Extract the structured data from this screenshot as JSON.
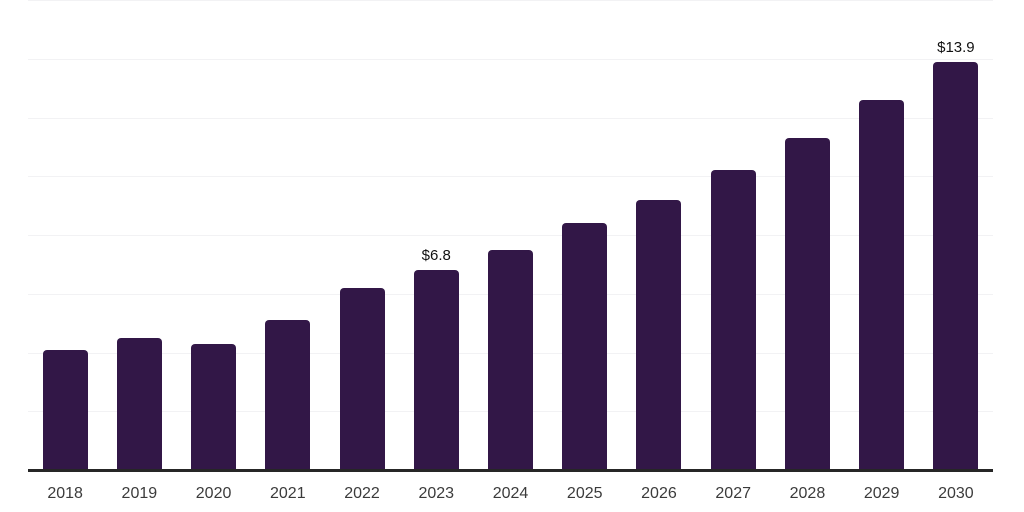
{
  "chart_data": {
    "type": "bar",
    "title": "",
    "xlabel": "",
    "ylabel": "",
    "categories": [
      "2018",
      "2019",
      "2020",
      "2021",
      "2022",
      "2023",
      "2024",
      "2025",
      "2026",
      "2027",
      "2028",
      "2029",
      "2030"
    ],
    "values": [
      4.1,
      4.5,
      4.3,
      5.1,
      6.2,
      6.8,
      7.5,
      8.4,
      9.2,
      10.2,
      11.3,
      12.6,
      13.9
    ],
    "point_labels": [
      "",
      "",
      "",
      "",
      "",
      "$6.8",
      "",
      "",
      "",
      "",
      "",
      "",
      "$13.9"
    ],
    "ylim": [
      0,
      16
    ],
    "gridline_interval": 2,
    "grid": true,
    "legend": false,
    "y_tick_labels_visible": false,
    "colors": {
      "bar": "#321747",
      "gridline": "#f2f2f4",
      "axis_line": "#262626",
      "tick_label": "#3b3b3b",
      "value_label": "#111111",
      "background": "#ffffff"
    }
  }
}
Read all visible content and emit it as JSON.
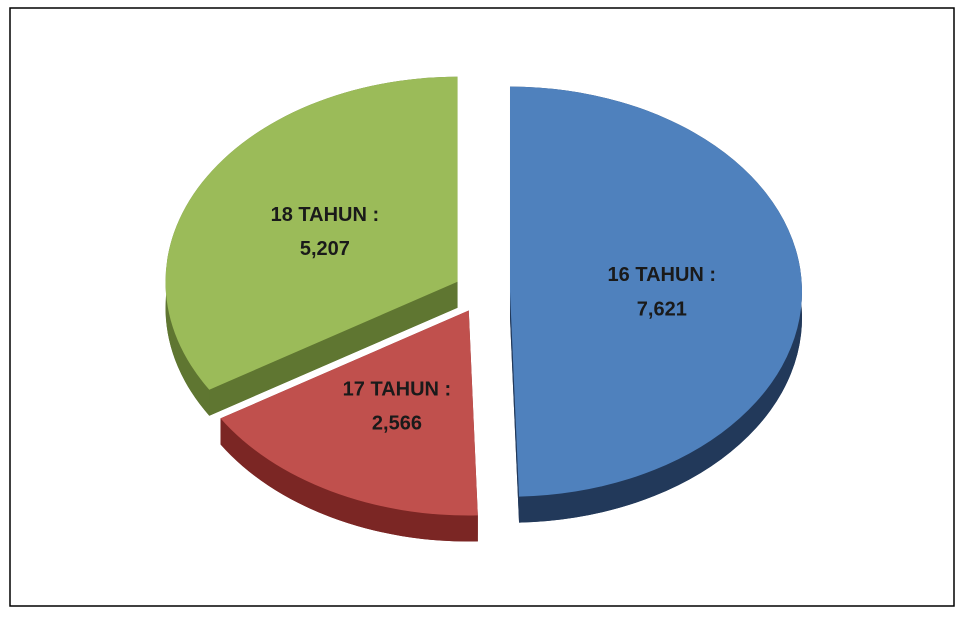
{
  "chart_data": {
    "type": "pie",
    "style": "3d-exploded",
    "categories": [
      "16 TAHUN",
      "17 TAHUN",
      "18 TAHUN"
    ],
    "label_separator": ":",
    "values": [
      7621,
      2566,
      5207
    ],
    "value_labels": [
      "7,621",
      "2,566",
      "5,207"
    ],
    "colors": [
      "#4f81bd",
      "#c0504d",
      "#9bbb59"
    ],
    "side_colors": [
      "#22395a",
      "#7b2624",
      "#5f7631"
    ]
  }
}
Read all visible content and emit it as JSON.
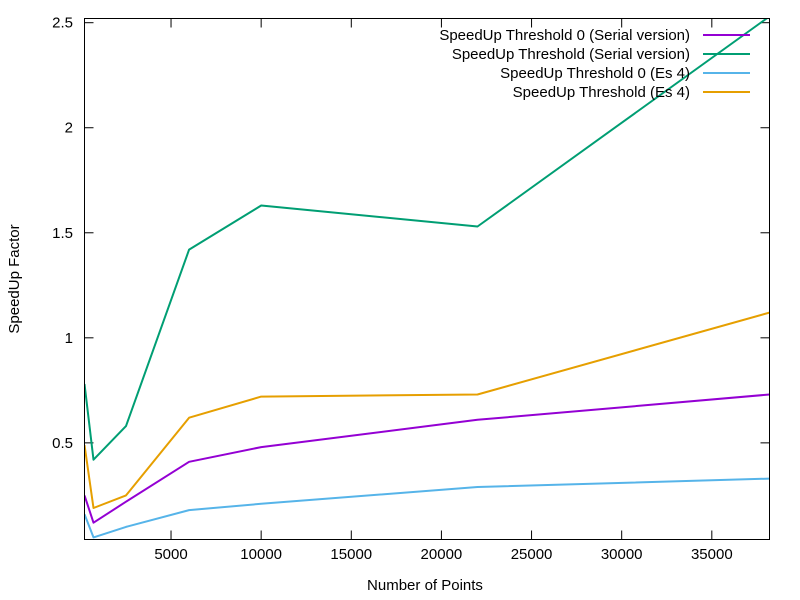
{
  "chart_data": {
    "type": "line",
    "title": "",
    "xlabel": "Number of Points",
    "ylabel": "SpeedUp Factor",
    "xlim": [
      200,
      38200
    ],
    "ylim": [
      0.04,
      2.52
    ],
    "xticks": [
      5000,
      10000,
      15000,
      20000,
      25000,
      30000,
      35000
    ],
    "yticks": [
      0.5,
      1,
      1.5,
      2,
      2.5
    ],
    "xtick_labels": [
      "5000",
      "10000",
      "15000",
      "20000",
      "25000",
      "30000",
      "35000"
    ],
    "ytick_labels": [
      "0.5",
      "1",
      "1.5",
      "2",
      "2.5"
    ],
    "grid": false,
    "legend_position": "top-right",
    "series": [
      {
        "name": "SpeedUp Threshold 0 (Serial version)",
        "color": "#9400d3",
        "x": [
          200,
          700,
          2500,
          6000,
          10000,
          22000,
          38200
        ],
        "y": [
          0.25,
          0.12,
          0.22,
          0.41,
          0.48,
          0.61,
          0.73
        ]
      },
      {
        "name": "SpeedUp Threshold (Serial version)",
        "color": "#009e73",
        "x": [
          200,
          700,
          2500,
          6000,
          10000,
          22000,
          38200
        ],
        "y": [
          0.78,
          0.42,
          0.58,
          1.42,
          1.63,
          1.53,
          2.53
        ]
      },
      {
        "name": "SpeedUp Threshold 0 (Es 4)",
        "color": "#56b4e9",
        "x": [
          200,
          700,
          2500,
          6000,
          10000,
          22000,
          38200
        ],
        "y": [
          0.16,
          0.05,
          0.1,
          0.18,
          0.21,
          0.29,
          0.33
        ]
      },
      {
        "name": "SpeedUp Threshold (Es 4)",
        "color": "#e69f00",
        "x": [
          200,
          700,
          2500,
          6000,
          10000,
          22000,
          38200
        ],
        "y": [
          0.49,
          0.19,
          0.25,
          0.62,
          0.72,
          0.73,
          1.12
        ]
      }
    ]
  }
}
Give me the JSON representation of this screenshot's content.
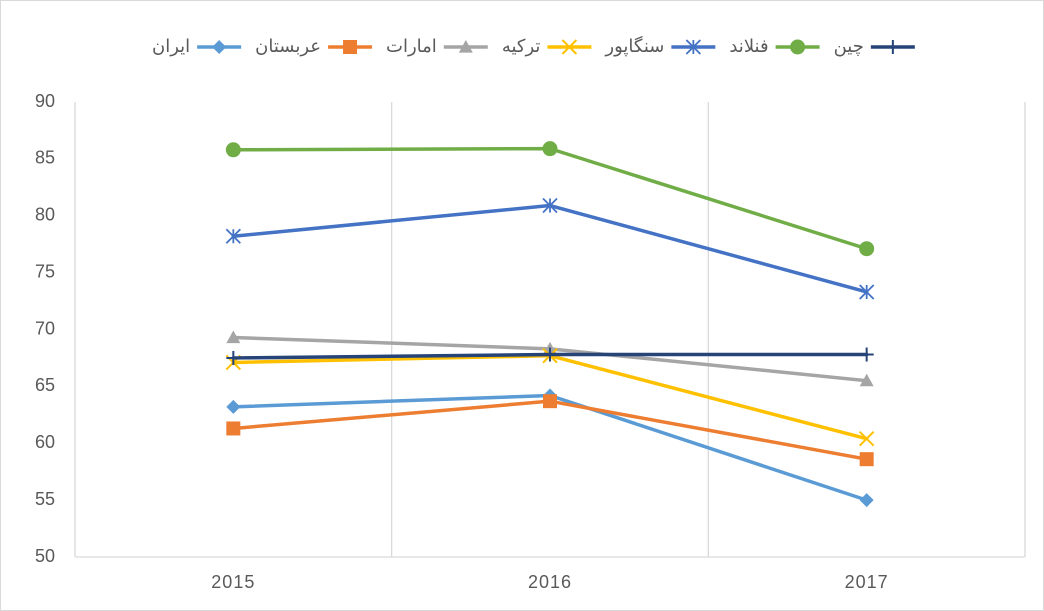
{
  "chart_data": {
    "type": "line",
    "categories": [
      "2015",
      "2016",
      "2017"
    ],
    "series": [
      {
        "name": "ایران",
        "color": "#5b9bd5",
        "marker": "diamond",
        "values": [
          63.2,
          64.2,
          55.0
        ]
      },
      {
        "name": "عربستان",
        "color": "#ed7d31",
        "marker": "square",
        "values": [
          61.3,
          63.7,
          58.6
        ]
      },
      {
        "name": "امارات",
        "color": "#a5a5a5",
        "marker": "triangle",
        "values": [
          69.3,
          68.3,
          65.5
        ]
      },
      {
        "name": "ترکیه",
        "color": "#ffc000",
        "marker": "x",
        "values": [
          67.1,
          67.7,
          60.4
        ]
      },
      {
        "name": "سنگاپور",
        "color": "#4472c4",
        "marker": "star",
        "values": [
          78.2,
          80.9,
          73.3
        ]
      },
      {
        "name": "فنلاند",
        "color": "#70ad47",
        "marker": "circle",
        "values": [
          85.8,
          85.9,
          77.1
        ]
      },
      {
        "name": "چین",
        "color": "#264478",
        "marker": "plus",
        "values": [
          67.5,
          67.8,
          67.8
        ]
      }
    ],
    "ylim": [
      50,
      90
    ],
    "yticks": [
      50,
      55,
      60,
      65,
      70,
      75,
      80,
      85,
      90
    ],
    "grid": "x",
    "legend": "top"
  }
}
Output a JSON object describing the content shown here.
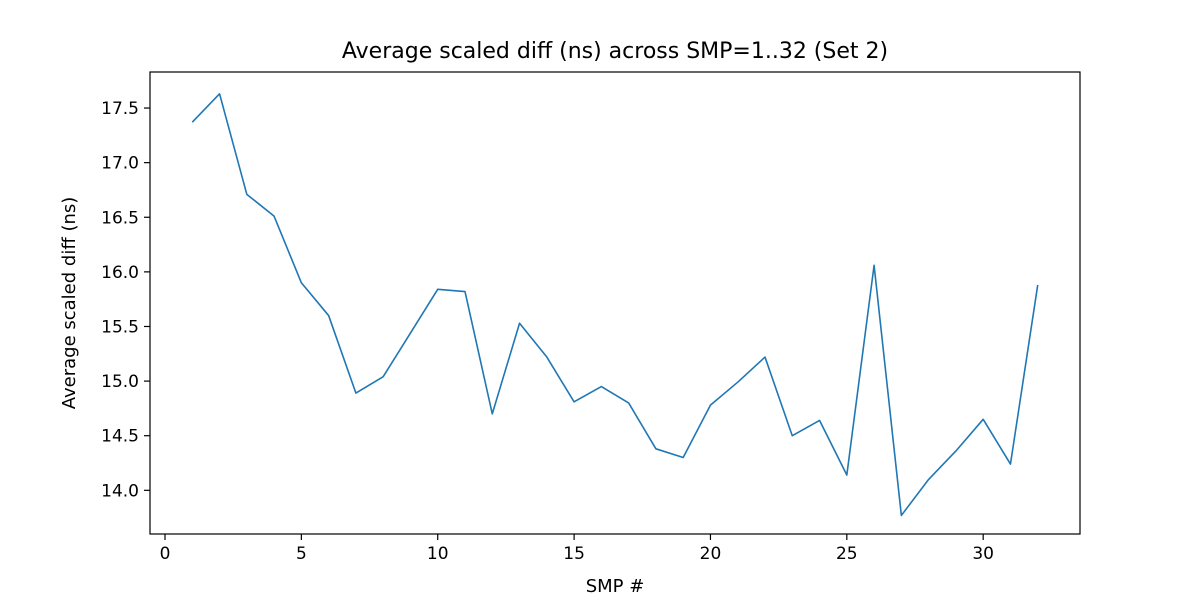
{
  "chart_data": {
    "type": "line",
    "title": "Average scaled diff (ns) across SMP=1..32 (Set 2)",
    "xlabel": "SMP #",
    "ylabel": "Average scaled diff (ns)",
    "xlim": [
      -0.55,
      33.55
    ],
    "ylim": [
      13.6,
      17.83
    ],
    "xticks": [
      0,
      5,
      10,
      15,
      20,
      25,
      30
    ],
    "xtick_labels": [
      "0",
      "5",
      "10",
      "15",
      "20",
      "25",
      "30"
    ],
    "yticks": [
      14.0,
      14.5,
      15.0,
      15.5,
      16.0,
      16.5,
      17.0,
      17.5
    ],
    "ytick_labels": [
      "14.0",
      "14.5",
      "15.0",
      "15.5",
      "16.0",
      "16.5",
      "17.0",
      "17.5"
    ],
    "grid": false,
    "series": [
      {
        "color": "#1f77b4",
        "x": [
          1,
          2,
          3,
          4,
          5,
          6,
          7,
          8,
          9,
          10,
          11,
          12,
          13,
          14,
          15,
          16,
          17,
          18,
          19,
          20,
          21,
          22,
          23,
          24,
          25,
          26,
          27,
          28,
          29,
          30,
          31,
          32
        ],
        "y": [
          17.37,
          17.63,
          16.71,
          16.51,
          15.9,
          15.6,
          14.89,
          15.04,
          15.44,
          15.84,
          15.82,
          14.7,
          15.53,
          15.22,
          14.81,
          14.95,
          14.8,
          14.38,
          14.3,
          14.78,
          14.99,
          15.22,
          14.5,
          14.64,
          14.14,
          16.06,
          13.77,
          14.1,
          14.36,
          14.65,
          14.24,
          15.88
        ]
      }
    ]
  }
}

************

PROBLEM TO SOLVE:
Every entry must be transcribed exactly. Pictures do not belong in the copy.

FINAL RESULT:
Extract the structured data from this screenshot as JSON.
{
  "chart_data": {
    "type": "bar",
    "title": "",
    "xlabel": "",
    "ylabel": "",
    "categories": [
      "2018",
      "2019",
      "2020",
      "2021",
      "2022",
      "2023",
      "2024",
      "2025",
      "2026",
      "2027",
      "2028",
      "2029",
      "2030"
    ],
    "values": [
      4.1,
      4.5,
      4.3,
      5.1,
      6.2,
      6.8,
      7.5,
      8.4,
      9.2,
      10.2,
      11.3,
      12.6,
      13.9
    ],
    "point_labels": [
      "",
      "",
      "",
      "",
      "",
      "$6.8",
      "",
      "",
      "",
      "",
      "",
      "",
      "$13.9"
    ],
    "ylim": [
      0,
      16
    ],
    "gridline_interval": 2,
    "grid": true,
    "legend": false,
    "y_tick_labels_visible": false,
    "colors": {
      "bar": "#321747",
      "gridline": "#f2f2f4",
      "axis_line": "#262626",
      "tick_label": "#3b3b3b",
      "value_label": "#111111",
      "background": "#ffffff"
    }
  }
}
Read all visible content and emit it as JSON.
{
  "chart_data": {
    "type": "pie",
    "style": "3d-exploded",
    "categories": [
      "16 TAHUN",
      "17 TAHUN",
      "18 TAHUN"
    ],
    "label_separator": ":",
    "values": [
      7621,
      2566,
      5207
    ],
    "value_labels": [
      "7,621",
      "2,566",
      "5,207"
    ],
    "colors": [
      "#4f81bd",
      "#c0504d",
      "#9bbb59"
    ],
    "side_colors": [
      "#22395a",
      "#7b2624",
      "#5f7631"
    ]
  }
}
Read all visible content and emit it as JSON.
{
  "chart_data": {
    "type": "line",
    "title": "",
    "xlabel": "Number of Points",
    "ylabel": "SpeedUp Factor",
    "xlim": [
      200,
      38200
    ],
    "ylim": [
      0.04,
      2.52
    ],
    "xticks": [
      5000,
      10000,
      15000,
      20000,
      25000,
      30000,
      35000
    ],
    "yticks": [
      0.5,
      1,
      1.5,
      2,
      2.5
    ],
    "xtick_labels": [
      "5000",
      "10000",
      "15000",
      "20000",
      "25000",
      "30000",
      "35000"
    ],
    "ytick_labels": [
      "0.5",
      "1",
      "1.5",
      "2",
      "2.5"
    ],
    "grid": false,
    "legend_position": "top-right",
    "series": [
      {
        "name": "SpeedUp Threshold 0 (Serial version)",
        "color": "#9400d3",
        "x": [
          200,
          700,
          2500,
          6000,
          10000,
          22000,
          38200
        ],
        "y": [
          0.25,
          0.12,
          0.22,
          0.41,
          0.48,
          0.61,
          0.73
        ]
      },
      {
        "name": "SpeedUp Threshold (Serial version)",
        "color": "#009e73",
        "x": [
          200,
          700,
          2500,
          6000,
          10000,
          22000,
          38200
        ],
        "y": [
          0.78,
          0.42,
          0.58,
          1.42,
          1.63,
          1.53,
          2.53
        ]
      },
      {
        "name": "SpeedUp Threshold 0 (Es 4)",
        "color": "#56b4e9",
        "x": [
          200,
          700,
          2500,
          6000,
          10000,
          22000,
          38200
        ],
        "y": [
          0.16,
          0.05,
          0.1,
          0.18,
          0.21,
          0.29,
          0.33
        ]
      },
      {
        "name": "SpeedUp Threshold (Es 4)",
        "color": "#e69f00",
        "x": [
          200,
          700,
          2500,
          6000,
          10000,
          22000,
          38200
        ],
        "y": [
          0.49,
          0.19,
          0.25,
          0.62,
          0.72,
          0.73,
          1.12
        ]
      }
    ]
  }
}
Give me the JSON representation of this screenshot's content.
{
  "chart_data": {
    "type": "line",
    "categories": [
      "2015",
      "2016",
      "2017"
    ],
    "series": [
      {
        "name": "ایران",
        "color": "#5b9bd5",
        "marker": "diamond",
        "values": [
          63.2,
          64.2,
          55.0
        ]
      },
      {
        "name": "عربستان",
        "color": "#ed7d31",
        "marker": "square",
        "values": [
          61.3,
          63.7,
          58.6
        ]
      },
      {
        "name": "امارات",
        "color": "#a5a5a5",
        "marker": "triangle",
        "values": [
          69.3,
          68.3,
          65.5
        ]
      },
      {
        "name": "ترکیه",
        "color": "#ffc000",
        "marker": "x",
        "values": [
          67.1,
          67.7,
          60.4
        ]
      },
      {
        "name": "سنگاپور",
        "color": "#4472c4",
        "marker": "star",
        "values": [
          78.2,
          80.9,
          73.3
        ]
      },
      {
        "name": "فنلاند",
        "color": "#70ad47",
        "marker": "circle",
        "values": [
          85.8,
          85.9,
          77.1
        ]
      },
      {
        "name": "چین",
        "color": "#264478",
        "marker": "plus",
        "values": [
          67.5,
          67.8,
          67.8
        ]
      }
    ],
    "ylim": [
      50,
      90
    ],
    "yticks": [
      50,
      55,
      60,
      65,
      70,
      75,
      80,
      85,
      90
    ],
    "grid": "x",
    "legend": "top"
  }
}
Output a JSON object describing the content shown here.
{
  "chart_data": {
    "type": "line",
    "title": "Average scaled diff (ns) across SMP=1..32 (Set 2)",
    "xlabel": "SMP #",
    "ylabel": "Average scaled diff (ns)",
    "xlim": [
      -0.55,
      33.55
    ],
    "ylim": [
      13.6,
      17.83
    ],
    "xticks": [
      0,
      5,
      10,
      15,
      20,
      25,
      30
    ],
    "xtick_labels": [
      "0",
      "5",
      "10",
      "15",
      "20",
      "25",
      "30"
    ],
    "yticks": [
      14.0,
      14.5,
      15.0,
      15.5,
      16.0,
      16.5,
      17.0,
      17.5
    ],
    "ytick_labels": [
      "14.0",
      "14.5",
      "15.0",
      "15.5",
      "16.0",
      "16.5",
      "17.0",
      "17.5"
    ],
    "grid": false,
    "series": [
      {
        "color": "#1f77b4",
        "x": [
          1,
          2,
          3,
          4,
          5,
          6,
          7,
          8,
          9,
          10,
          11,
          12,
          13,
          14,
          15,
          16,
          17,
          18,
          19,
          20,
          21,
          22,
          23,
          24,
          25,
          26,
          27,
          28,
          29,
          30,
          31,
          32
        ],
        "y": [
          17.37,
          17.63,
          16.71,
          16.51,
          15.9,
          15.6,
          14.89,
          15.04,
          15.44,
          15.84,
          15.82,
          14.7,
          15.53,
          15.22,
          14.81,
          14.95,
          14.8,
          14.38,
          14.3,
          14.78,
          14.99,
          15.22,
          14.5,
          14.64,
          14.14,
          16.06,
          13.77,
          14.1,
          14.36,
          14.65,
          14.24,
          15.88
        ]
      }
    ]
  }
}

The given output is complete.